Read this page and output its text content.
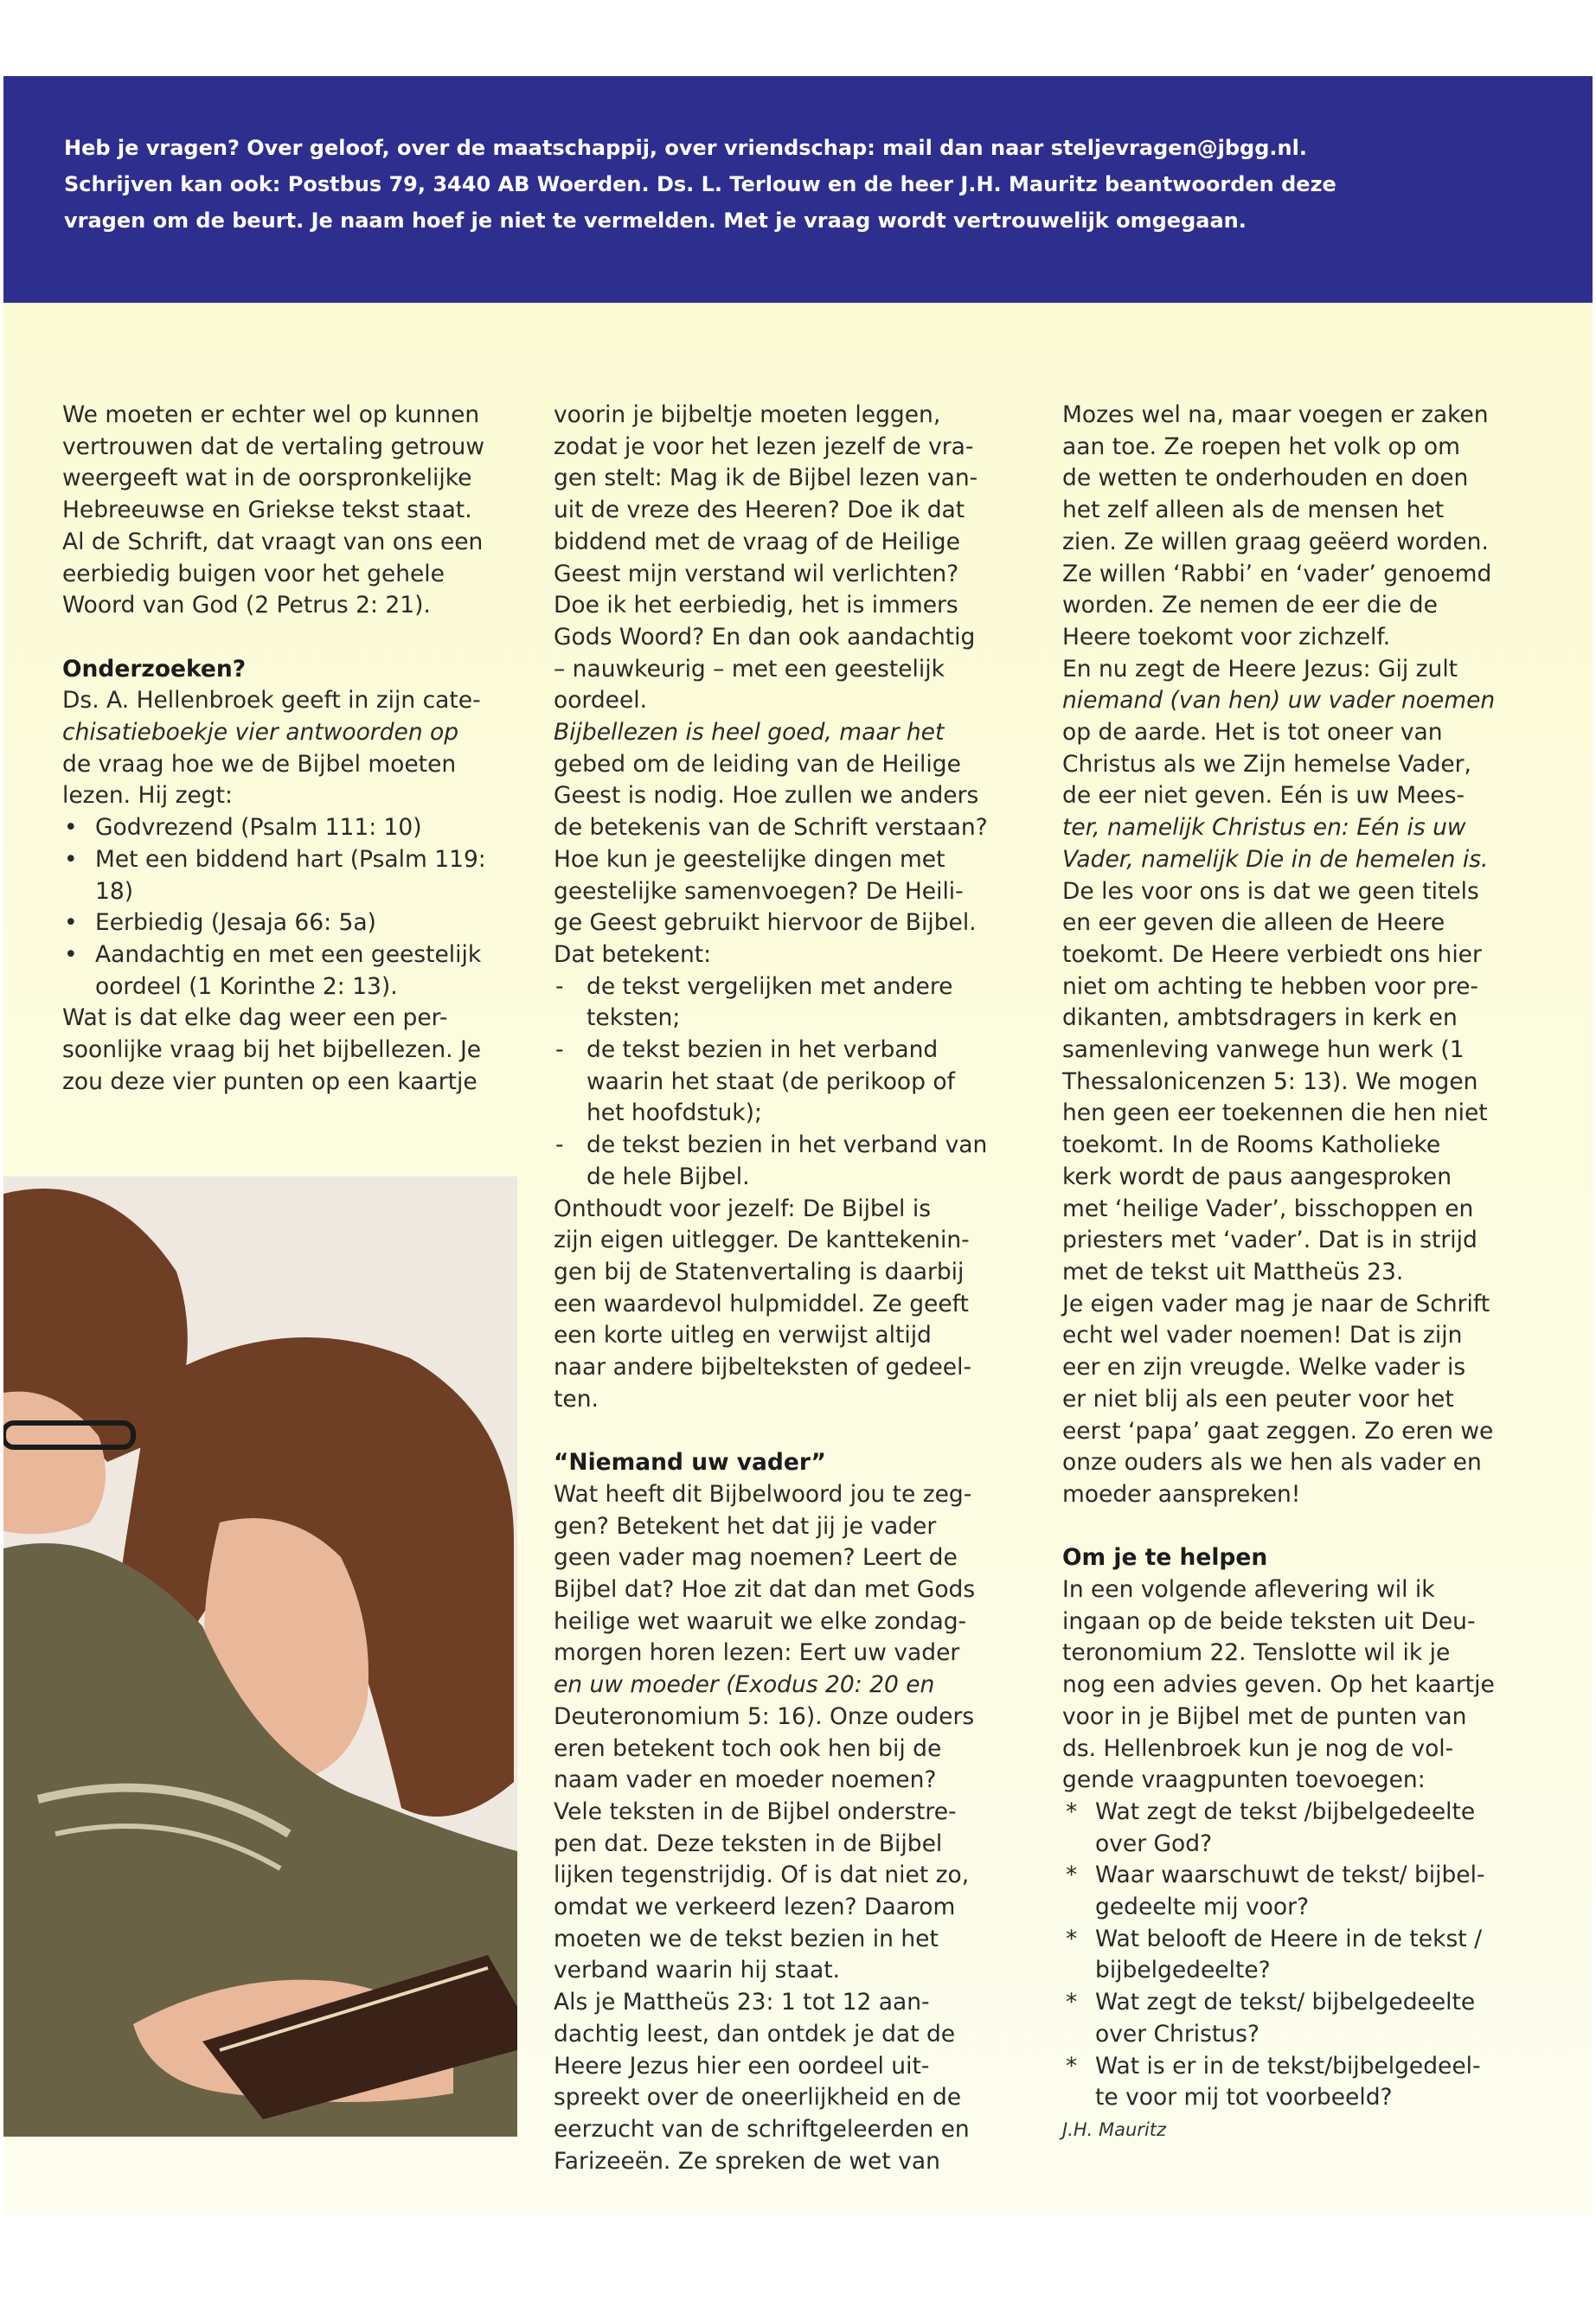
Heb je vragen? Over geloof, over de maatschappij, over vriendschap: mail dan naar steljevragen@jbgg.nl.

Schrijven kan ook: Postbus 79, 3440 AB Woerden. Ds. L. Terlouw en de heer J.H. Mauritz beantwoorden deze

vragen om de beurt. Je naam hoef je niet te vermelden. Met je vraag wordt vertrouwelijk omgegaan.

We moeten er echter wel op kunnen

vertrouwen dat de vertaling getrouw

weergeeft wat in de oorspronkelijke

Hebreeuwse en Griekse tekst staat.

Al de Schrift, dat vraagt van ons een

eerbiedig buigen voor het gehele

Woord van God (2 Petrus 2: 21).

Onderzoeken?

Ds. A. Hellenbroek geeft in zijn cate-

chisatieboekje vier antwoorden op

de vraag hoe we de Bijbel moeten

lezen. Hij zegt:

• Godvrezend (Psalm 111: 10)

• Met een biddend hart (Psalm 119:

18)

• Eerbiedig (Jesaja 66: 5a)

• Aandachtig en met een geestelijk

oordeel (1 Korinthe 2: 13).

Wat is dat elke dag weer een per-

soonlijke vraag bij het bijbellezen. Je

zou deze vier punten op een kaartje

voorin je bijbeltje moeten leggen,

zodat je voor het lezen jezelf de vra-

gen stelt: Mag ik de Bijbel lezen van-

uit de vreze des Heeren? Doe ik dat

biddend met de vraag of de Heilige

Geest mijn verstand wil verlichten?

Doe ik het eerbiedig, het is immers

Gods Woord? En dan ook aandachtig

– nauwkeurig – met een geestelijk

oordeel.

Bijbellezen is heel goed, maar het

gebed om de leiding van de Heilige

Geest is nodig. Hoe zullen we anders

de betekenis van de Schrift verstaan?

Hoe kun je geestelijke dingen met

geestelijke samenvoegen? De Heili-

ge Geest gebruikt hiervoor de Bijbel.

Dat betekent:

- de tekst vergelijken met andere

teksten;

- de tekst bezien in het verband

waarin het staat (de perikoop of

het hoofdstuk);

- de tekst bezien in het verband van

de hele Bijbel.

Onthoudt voor jezelf: De Bijbel is

zijn eigen uitlegger. De kanttekenin-

gen bij de Statenvertaling is daarbij

een waardevol hulpmiddel. Ze geeft

een korte uitleg en verwijst altijd

naar andere bijbelteksten of gedeel-

ten.

“Niemand uw vader”

Wat heeft dit Bijbelwoord jou te zeg-

gen? Betekent het dat jij je vader

geen vader mag noemen? Leert de

Bijbel dat? Hoe zit dat dan met Gods

heilige wet waaruit we elke zondag-

morgen horen lezen: Eert uw vader

en uw moeder (Exodus 20: 20 en

Deuteronomium 5: 16). Onze ouders

eren betekent toch ook hen bij de

naam vader en moeder noemen?

Vele teksten in de Bijbel onderstre-

pen dat. Deze teksten in de Bijbel

lijken tegenstrijdig. Of is dat niet zo,

omdat we verkeerd lezen? Daarom

moeten we de tekst bezien in het

verband waarin hij staat.

Als je Mattheüs 23: 1 tot 12 aan-

dachtig leest, dan ontdek je dat de

Heere Jezus hier een oordeel uit-

spreekt over de oneerlijkheid en de

eerzucht van de schriftgeleerden en

Farizeeën. Ze spreken de wet van

Mozes wel na, maar voegen er zaken

aan toe. Ze roepen het volk op om

de wetten te onderhouden en doen

het zelf alleen als de mensen het

zien. Ze willen graag geëerd worden.

Ze willen ‘Rabbi’ en ‘vader’ genoemd

worden. Ze nemen de eer die de

Heere toekomt voor zichzelf.

En nu zegt de Heere Jezus: Gij zult

niemand (van hen) uw vader noemen

op de aarde. Het is tot oneer van

Christus als we Zijn hemelse Vader,

de eer niet geven. Eén is uw Mees-

ter, namelijk Christus en: Eén is uw

Vader, namelijk Die in de hemelen is.

De les voor ons is dat we geen titels

en eer geven die alleen de Heere

toekomt. De Heere verbiedt ons hier

niet om achting te hebben voor pre-

dikanten, ambtsdragers in kerk en

samenleving vanwege hun werk (1

Thessalonicenzen 5: 13). We mogen

hen geen eer toekennen die hen niet

toekomt. In de Rooms Katholieke

kerk wordt de paus aangesproken

met ‘heilige Vader’, bisschoppen en

priesters met ‘vader’. Dat is in strijd

met de tekst uit Mattheüs 23.

Je eigen vader mag je naar de Schrift

echt wel vader noemen! Dat is zijn

eer en zijn vreugde. Welke vader is

er niet blij als een peuter voor het

eerst ‘papa’ gaat zeggen. Zo eren we

onze ouders als we hen als vader en

moeder aanspreken!

Om je te helpen

In een volgende aflevering wil ik

ingaan op de beide teksten uit Deu-

teronomium 22. Tenslotte wil ik je

nog een advies geven. Op het kaartje

voor in je Bijbel met de punten van

ds. Hellenbroek kun je nog de vol-

gende vraagpunten toevoegen:

* Wat zegt de tekst /bijbelgedeelte

over God?

* Waar waarschuwt de tekst/ bijbel-

gedeelte mij voor?

* Wat belooft de Heere in de tekst /

bijbelgedeelte?

* Wat zegt de tekst/ bijbelgedeelte

over Christus?

* Wat is er in de tekst/bijbelgedeel-

te voor mij tot voorbeeld?

J.H. Mauritz
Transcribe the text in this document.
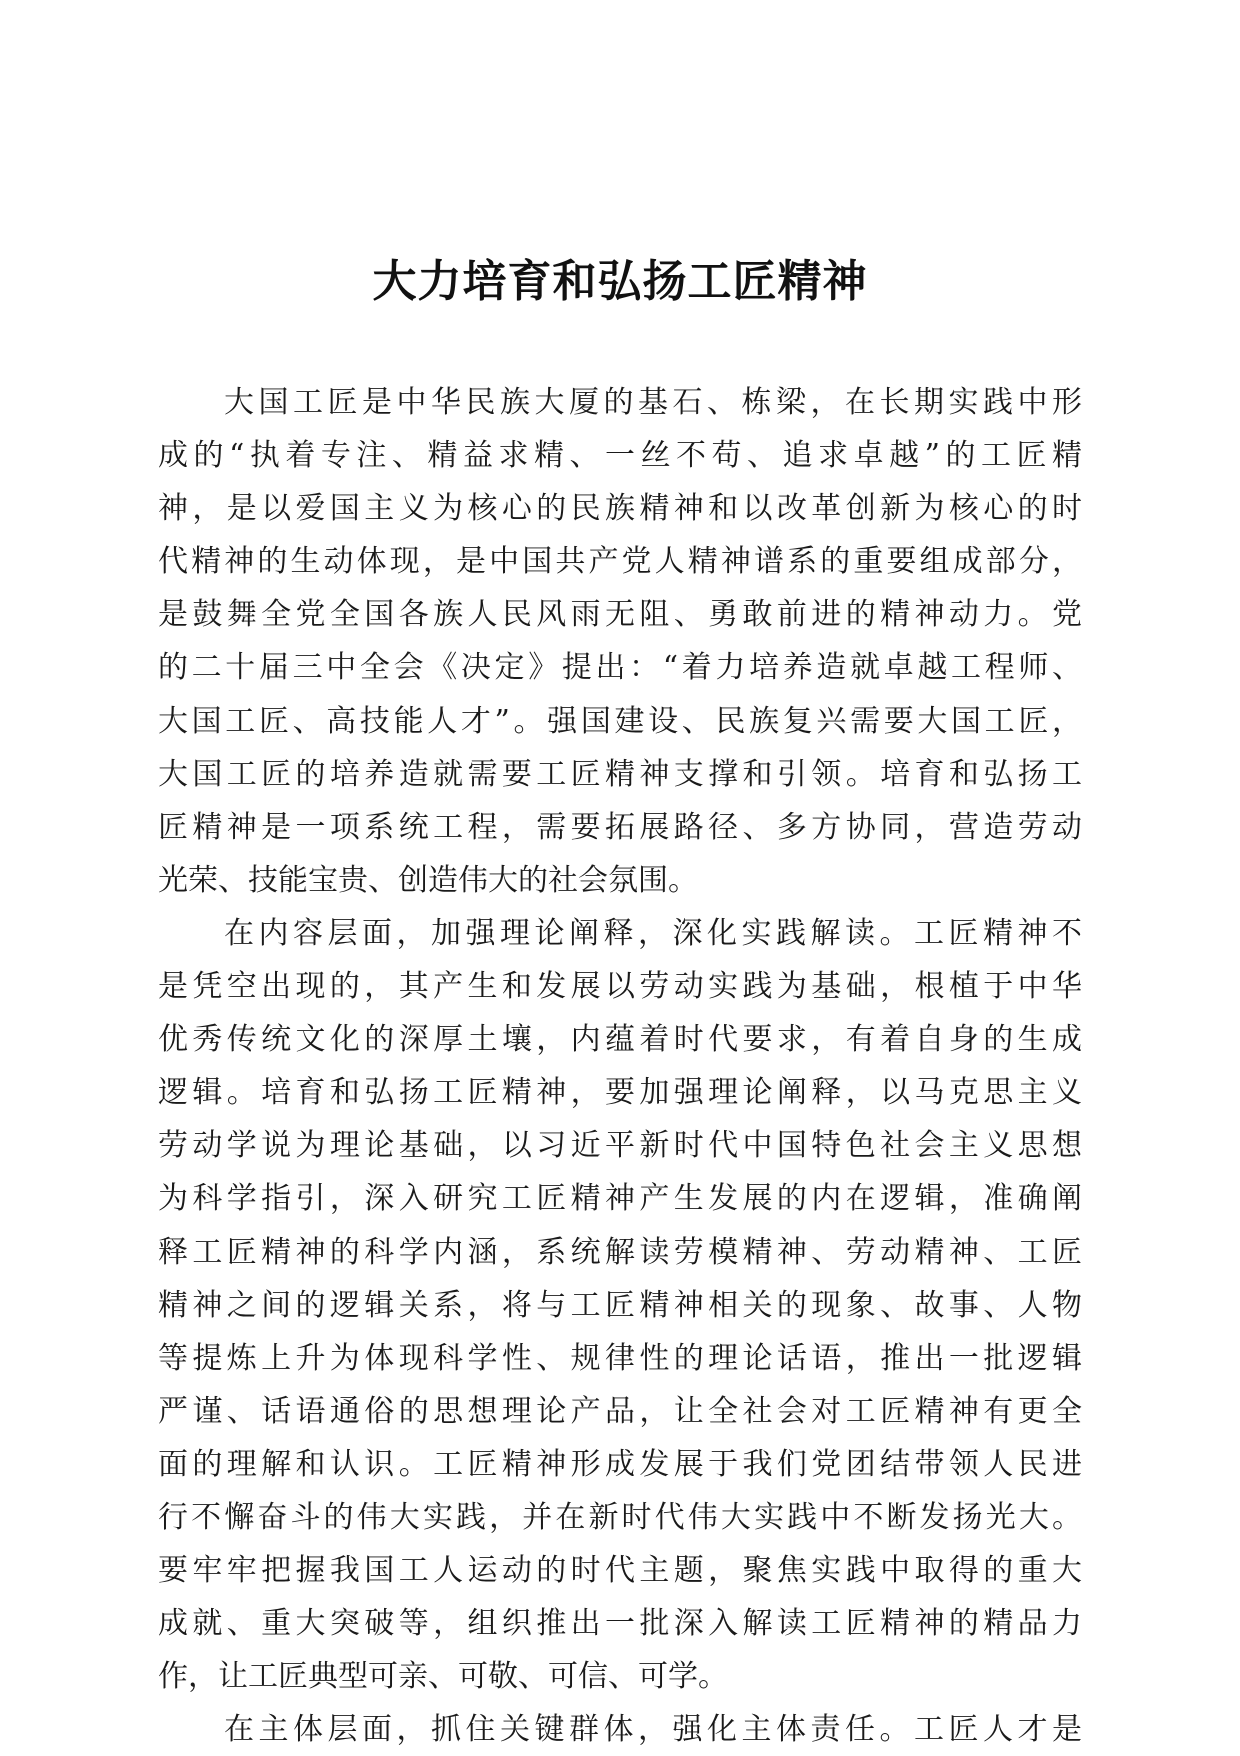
大力培育和弘扬工匠精神
大国工匠是中华民族大厦的基石、栋梁，在长期实践中形
成的“执着专注、精益求精、一丝不苟、追求卓越”的工匠精
神，是以爱国主义为核心的民族精神和以改革创新为核心的时
代精神的生动体现，是中国共产党人精神谱系的重要组成部分，
是鼓舞全党全国各族人民风雨无阻、勇敢前进的精神动力。党
的二十届三中全会《决定》提出：“着力培养造就卓越工程师、
大国工匠、高技能人才”。强国建设、民族复兴需要大国工匠，
大国工匠的培养造就需要工匠精神支撑和引领。培育和弘扬工
匠精神是一项系统工程，需要拓展路径、多方协同，营造劳动
光荣、技能宝贵、创造伟大的社会氛围。
在内容层面，加强理论阐释，深化实践解读。工匠精神不
是凭空出现的，其产生和发展以劳动实践为基础，根植于中华
优秀传统文化的深厚土壤，内蕴着时代要求，有着自身的生成
逻辑。培育和弘扬工匠精神，要加强理论阐释，以马克思主义
劳动学说为理论基础，以习近平新时代中国特色社会主义思想
为科学指引，深入研究工匠精神产生发展的内在逻辑，准确阐
释工匠精神的科学内涵，系统解读劳模精神、劳动精神、工匠
精神之间的逻辑关系，将与工匠精神相关的现象、故事、人物
等提炼上升为体现科学性、规律性的理论话语，推出一批逻辑
严谨、话语通俗的思想理论产品，让全社会对工匠精神有更全
面的理解和认识。工匠精神形成发展于我们党团结带领人民进
行不懈奋斗的伟大实践，并在新时代伟大实践中不断发扬光大。
要牢牢把握我国工人运动的时代主题，聚焦实践中取得的重大
成就、重大突破等，组织推出一批深入解读工匠精神的精品力
作，让工匠典型可亲、可敬、可信、可学。
在主体层面，抓住关键群体，强化主体责任。工匠人才是
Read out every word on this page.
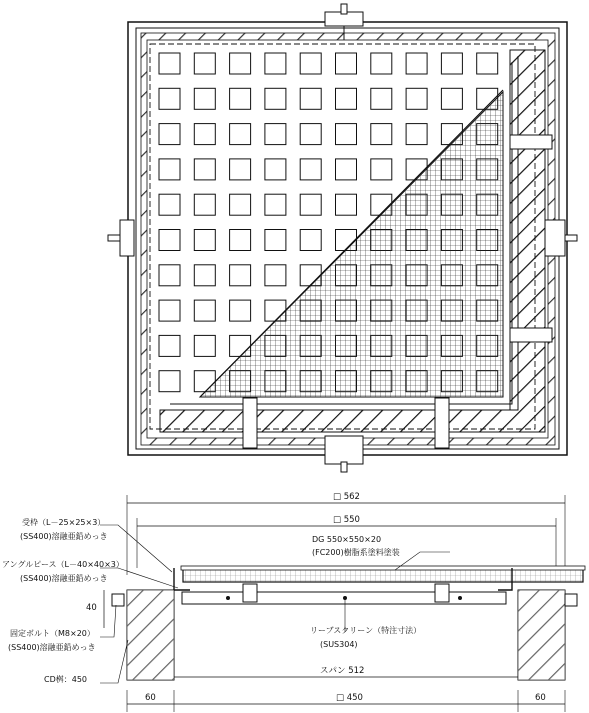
□ 562
□ 550
40
スパン 512
60	□ 450	60
受枠（L－25×25×3）
(SS400)溶融亜鉛めっき
アングルピース（L－40×40×3）
(SS400)溶融亜鉛めっき
固定ボルト（M8×20）
(SS400)溶融亜鉛めっき
CD桝：450
DG 550×550×20
(FC200)樹脂系塗料塗装
リーブスクリーン（特注寸法）
(SUS304)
--
▶ Written request: Copy each line above that contains the string "vragen".

▶ The solution:
Heb je vragen? Over geloof, over de maatschappij, over vriendschap: mail dan naar steljevragen@jbgg.nl.
vragen om de beurt. Je naam hoef je niet te vermelden. Met je vraag wordt vertrouwelijk omgegaan.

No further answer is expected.